═══ DATA SECTION ═══
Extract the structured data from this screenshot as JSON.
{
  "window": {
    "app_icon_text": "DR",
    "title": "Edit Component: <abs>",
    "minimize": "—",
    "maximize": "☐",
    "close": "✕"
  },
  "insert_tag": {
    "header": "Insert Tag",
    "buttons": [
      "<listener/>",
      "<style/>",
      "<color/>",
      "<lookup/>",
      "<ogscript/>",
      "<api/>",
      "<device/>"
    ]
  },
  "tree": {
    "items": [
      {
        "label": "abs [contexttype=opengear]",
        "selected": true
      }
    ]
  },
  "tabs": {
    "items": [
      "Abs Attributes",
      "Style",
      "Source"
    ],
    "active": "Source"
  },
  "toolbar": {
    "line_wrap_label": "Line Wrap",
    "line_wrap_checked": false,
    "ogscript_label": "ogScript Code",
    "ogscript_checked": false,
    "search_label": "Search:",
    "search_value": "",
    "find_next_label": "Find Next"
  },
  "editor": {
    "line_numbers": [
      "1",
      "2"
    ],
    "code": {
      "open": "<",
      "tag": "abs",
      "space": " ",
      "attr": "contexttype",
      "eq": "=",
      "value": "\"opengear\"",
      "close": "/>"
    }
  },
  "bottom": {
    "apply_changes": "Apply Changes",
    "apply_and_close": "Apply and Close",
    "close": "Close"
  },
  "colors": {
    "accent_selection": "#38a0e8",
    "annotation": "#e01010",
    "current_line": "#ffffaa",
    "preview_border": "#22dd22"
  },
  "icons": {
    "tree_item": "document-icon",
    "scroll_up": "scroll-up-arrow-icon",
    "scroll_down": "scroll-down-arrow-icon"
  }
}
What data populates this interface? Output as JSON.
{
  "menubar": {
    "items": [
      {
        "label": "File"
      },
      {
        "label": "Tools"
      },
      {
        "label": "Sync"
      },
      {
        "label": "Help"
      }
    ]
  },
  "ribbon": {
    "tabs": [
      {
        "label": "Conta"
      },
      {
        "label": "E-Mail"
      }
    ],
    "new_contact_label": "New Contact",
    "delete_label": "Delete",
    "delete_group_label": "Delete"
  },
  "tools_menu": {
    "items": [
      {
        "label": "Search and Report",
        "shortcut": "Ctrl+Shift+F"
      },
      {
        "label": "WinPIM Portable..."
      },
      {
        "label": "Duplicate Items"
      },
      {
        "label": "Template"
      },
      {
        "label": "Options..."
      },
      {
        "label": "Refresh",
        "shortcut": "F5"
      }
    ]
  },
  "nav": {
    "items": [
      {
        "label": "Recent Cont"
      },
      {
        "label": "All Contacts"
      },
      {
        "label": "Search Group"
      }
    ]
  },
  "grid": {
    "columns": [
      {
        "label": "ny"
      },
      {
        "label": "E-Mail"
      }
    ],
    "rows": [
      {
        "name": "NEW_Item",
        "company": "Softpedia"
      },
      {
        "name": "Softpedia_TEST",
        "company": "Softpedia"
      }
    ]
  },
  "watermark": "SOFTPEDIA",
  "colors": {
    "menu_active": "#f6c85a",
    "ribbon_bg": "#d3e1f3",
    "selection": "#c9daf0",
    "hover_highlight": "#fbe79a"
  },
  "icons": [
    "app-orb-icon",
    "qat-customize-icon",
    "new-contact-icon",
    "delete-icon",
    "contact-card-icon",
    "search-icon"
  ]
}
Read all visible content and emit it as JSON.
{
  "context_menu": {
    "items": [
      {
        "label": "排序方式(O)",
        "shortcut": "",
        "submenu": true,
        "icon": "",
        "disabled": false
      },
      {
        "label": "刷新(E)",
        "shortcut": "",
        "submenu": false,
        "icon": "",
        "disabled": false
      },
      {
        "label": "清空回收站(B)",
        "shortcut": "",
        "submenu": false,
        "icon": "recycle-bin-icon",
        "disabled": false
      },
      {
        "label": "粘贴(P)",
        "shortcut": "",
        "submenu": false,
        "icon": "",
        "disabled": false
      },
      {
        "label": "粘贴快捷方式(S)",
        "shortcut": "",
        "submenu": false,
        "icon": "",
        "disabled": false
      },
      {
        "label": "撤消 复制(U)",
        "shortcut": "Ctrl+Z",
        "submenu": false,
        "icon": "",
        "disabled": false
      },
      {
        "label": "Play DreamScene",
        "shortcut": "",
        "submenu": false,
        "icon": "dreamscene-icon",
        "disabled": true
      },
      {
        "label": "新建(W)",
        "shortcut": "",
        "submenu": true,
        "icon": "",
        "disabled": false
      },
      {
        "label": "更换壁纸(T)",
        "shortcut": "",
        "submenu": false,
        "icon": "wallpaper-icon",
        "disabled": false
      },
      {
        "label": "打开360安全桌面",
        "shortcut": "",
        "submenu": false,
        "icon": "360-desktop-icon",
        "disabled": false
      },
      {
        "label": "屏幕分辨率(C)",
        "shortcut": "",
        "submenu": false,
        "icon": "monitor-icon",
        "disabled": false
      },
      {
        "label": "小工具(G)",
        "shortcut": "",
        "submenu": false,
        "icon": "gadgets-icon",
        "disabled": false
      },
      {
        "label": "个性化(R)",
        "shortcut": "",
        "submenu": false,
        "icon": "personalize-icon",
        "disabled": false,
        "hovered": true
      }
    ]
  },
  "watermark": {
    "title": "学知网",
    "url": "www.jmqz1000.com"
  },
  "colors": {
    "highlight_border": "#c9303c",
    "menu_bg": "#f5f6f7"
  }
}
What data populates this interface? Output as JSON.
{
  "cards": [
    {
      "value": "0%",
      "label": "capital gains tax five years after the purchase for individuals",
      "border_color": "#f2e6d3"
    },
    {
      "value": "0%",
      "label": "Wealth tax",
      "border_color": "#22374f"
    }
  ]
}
═══
WORK REQUIRED
Reproduce each entry exactly, leaving out nothing.

RESULT OF THIS TASK
Extract the structured data from this screenshot as JSON.
{
  "window": {
    "app_icon_text": "DR",
    "title": "Edit Component: <abs>",
    "minimize": "—",
    "maximize": "☐",
    "close": "✕"
  },
  "insert_tag": {
    "header": "Insert Tag",
    "buttons": [
      "<listener/>",
      "<style/>",
      "<color/>",
      "<lookup/>",
      "<ogscript/>",
      "<api/>",
      "<device/>"
    ]
  },
  "tree": {
    "items": [
      {
        "label": "abs [contexttype=opengear]",
        "selected": true
      }
    ]
  },
  "tabs": {
    "items": [
      "Abs Attributes",
      "Style",
      "Source"
    ],
    "active": "Source"
  },
  "toolbar": {
    "line_wrap_label": "Line Wrap",
    "line_wrap_checked": false,
    "ogscript_label": "ogScript Code",
    "ogscript_checked": false,
    "search_label": "Search:",
    "search_value": "",
    "find_next_label": "Find Next"
  },
  "editor": {
    "line_numbers": [
      "1",
      "2"
    ],
    "code": {
      "open": "<",
      "tag": "abs",
      "space": " ",
      "attr": "contexttype",
      "eq": "=",
      "value": "\"opengear\"",
      "close": "/>"
    }
  },
  "bottom": {
    "apply_changes": "Apply Changes",
    "apply_and_close": "Apply and Close",
    "close": "Close"
  },
  "colors": {
    "accent_selection": "#38a0e8",
    "annotation": "#e01010",
    "current_line": "#ffffaa",
    "preview_border": "#22dd22"
  },
  "icons": {
    "tree_item": "document-icon",
    "scroll_up": "scroll-up-arrow-icon",
    "scroll_down": "scroll-down-arrow-icon"
  }
}
What data populates this interface? Output as JSON.
{
  "menubar": {
    "items": [
      {
        "label": "File"
      },
      {
        "label": "Tools"
      },
      {
        "label": "Sync"
      },
      {
        "label": "Help"
      }
    ]
  },
  "ribbon": {
    "tabs": [
      {
        "label": "Conta"
      },
      {
        "label": "E-Mail"
      }
    ],
    "new_contact_label": "New Contact",
    "delete_label": "Delete",
    "delete_group_label": "Delete"
  },
  "tools_menu": {
    "items": [
      {
        "label": "Search and Report",
        "shortcut": "Ctrl+Shift+F"
      },
      {
        "label": "WinPIM Portable..."
      },
      {
        "label": "Duplicate Items"
      },
      {
        "label": "Template"
      },
      {
        "label": "Options..."
      },
      {
        "label": "Refresh",
        "shortcut": "F5"
      }
    ]
  },
  "nav": {
    "items": [
      {
        "label": "Recent Cont"
      },
      {
        "label": "All Contacts"
      },
      {
        "label": "Search Group"
      }
    ]
  },
  "grid": {
    "columns": [
      {
        "label": "ny"
      },
      {
        "label": "E-Mail"
      }
    ],
    "rows": [
      {
        "name": "NEW_Item",
        "company": "Softpedia"
      },
      {
        "name": "Softpedia_TEST",
        "company": "Softpedia"
      }
    ]
  },
  "watermark": "SOFTPEDIA",
  "colors": {
    "menu_active": "#f6c85a",
    "ribbon_bg": "#d3e1f3",
    "selection": "#c9daf0",
    "hover_highlight": "#fbe79a"
  },
  "icons": [
    "app-orb-icon",
    "qat-customize-icon",
    "new-contact-icon",
    "delete-icon",
    "contact-card-icon",
    "search-icon"
  ]
}
Read all visible content and emit it as JSON.
{
  "context_menu": {
    "items": [
      {
        "label": "排序方式(O)",
        "shortcut": "",
        "submenu": true,
        "icon": "",
        "disabled": false
      },
      {
        "label": "刷新(E)",
        "shortcut": "",
        "submenu": false,
        "icon": "",
        "disabled": false
      },
      {
        "label": "清空回收站(B)",
        "shortcut": "",
        "submenu": false,
        "icon": "recycle-bin-icon",
        "disabled": false
      },
      {
        "label": "粘贴(P)",
        "shortcut": "",
        "submenu": false,
        "icon": "",
        "disabled": false
      },
      {
        "label": "粘贴快捷方式(S)",
        "shortcut": "",
        "submenu": false,
        "icon": "",
        "disabled": false
      },
      {
        "label": "撤消 复制(U)",
        "shortcut": "Ctrl+Z",
        "submenu": false,
        "icon": "",
        "disabled": false
      },
      {
        "label": "Play DreamScene",
        "shortcut": "",
        "submenu": false,
        "icon": "dreamscene-icon",
        "disabled": true
      },
      {
        "label": "新建(W)",
        "shortcut": "",
        "submenu": true,
        "icon": "",
        "disabled": false
      },
      {
        "label": "更换壁纸(T)",
        "shortcut": "",
        "submenu": false,
        "icon": "wallpaper-icon",
        "disabled": false
      },
      {
        "label": "打开360安全桌面",
        "shortcut": "",
        "submenu": false,
        "icon": "360-desktop-icon",
        "disabled": false
      },
      {
        "label": "屏幕分辨率(C)",
        "shortcut": "",
        "submenu": false,
        "icon": "monitor-icon",
        "disabled": false
      },
      {
        "label": "小工具(G)",
        "shortcut": "",
        "submenu": false,
        "icon": "gadgets-icon",
        "disabled": false
      },
      {
        "label": "个性化(R)",
        "shortcut": "",
        "submenu": false,
        "icon": "personalize-icon",
        "disabled": false,
        "hovered": true
      }
    ]
  },
  "watermark": {
    "title": "学知网",
    "url": "www.jmqz1000.com"
  },
  "colors": {
    "highlight_border": "#c9303c",
    "menu_bg": "#f5f6f7"
  }
}
What data populates this interface? Output as JSON.
{
  "cards": [
    {
      "value": "0%",
      "label": "capital gains tax five years after the purchase for individuals",
      "border_color": "#f2e6d3"
    },
    {
      "value": "0%",
      "label": "Wealth tax",
      "border_color": "#22374f"
    }
  ]
}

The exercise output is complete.